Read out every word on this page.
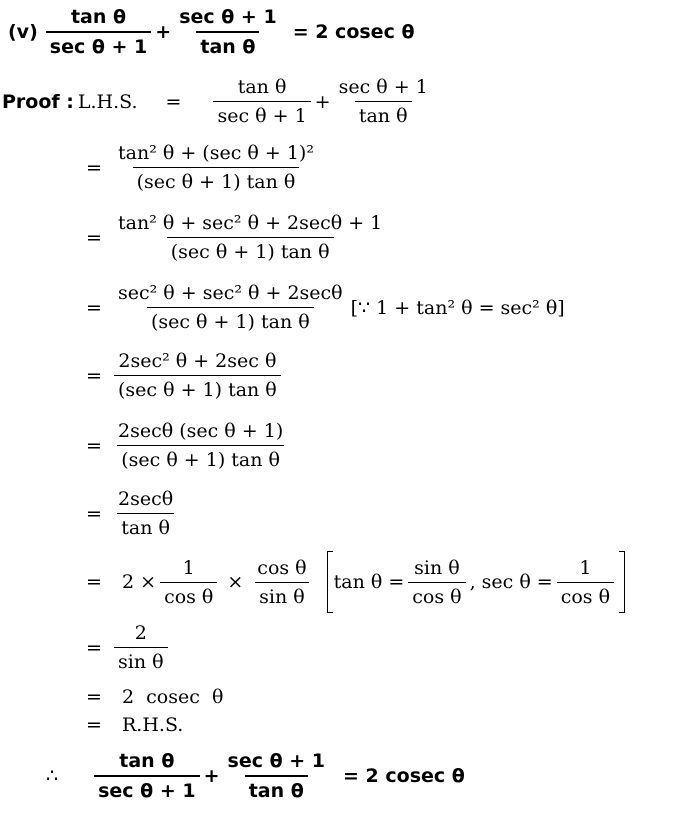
$(v) \frac{\text{tan θ}}{\text{sec θ + 1}} + \frac{\text{sec θ + 1}}{\text{tan θ}} = 2$ cosec θ
Proof : L.H.S. = $\frac{\text{tan θ}}{\text{sec θ + 1}} + \frac{\text{sec θ + 1}}{\text{tan θ}}$
= $\frac{\text{tan² θ + (sec θ + 1)²}}{\text{(sec θ + 1) tan θ}}$
= $\frac{\text{tan² θ + sec² θ + 2secθ + 1}}{\text{(sec θ + 1) tan θ}}$
= $\frac{\text{sec² θ + sec² θ + 2secθ}}{\text{(sec θ + 1) tan θ}}$ [∵ 1 + tan² θ = sec² θ]
= $\frac{\text{2sec² θ + 2sec θ}}{\text{(sec θ + 1) tan θ}}$
= $\frac{\text{2secθ (sec θ + 1)}}{\text{(sec θ + 1) tan θ}}$
= $\frac{2\sec\theta}{\text{tan θ}}$
=	$2 \times \frac{1}{\text{cos θ}} \times \frac{\text{cos θ}}{\text{sin θ}}$ $\tan \theta = \frac{\text{sin θ}}{\text{cos θ}}$ , $\sec \theta = \frac{1}{\text{cos θ}}$
= $\frac{2}{\text{sin θ}}$
=	2  cosec  θ
=	R.H.S.
∴ $\frac{\text{tan θ}}{\text{sec θ + 1}} + \frac{\text{sec θ + 1}}{\text{tan θ}} = 2$ cosec θ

## What to do
Extract every line from the records above that contains the word "tan²".

## Correct result
= $\frac{\text{tan² θ + (sec θ + 1)²}}{\text{(sec θ + 1) tan θ}}$
= $\frac{\text{tan² θ + sec² θ + 2secθ + 1}}{\text{(sec θ + 1) tan θ}}$
= $\frac{\text{sec² θ + sec² θ + 2secθ}}{\text{(sec θ + 1) tan θ}}$ [∵ 1 + tan² θ = sec² θ]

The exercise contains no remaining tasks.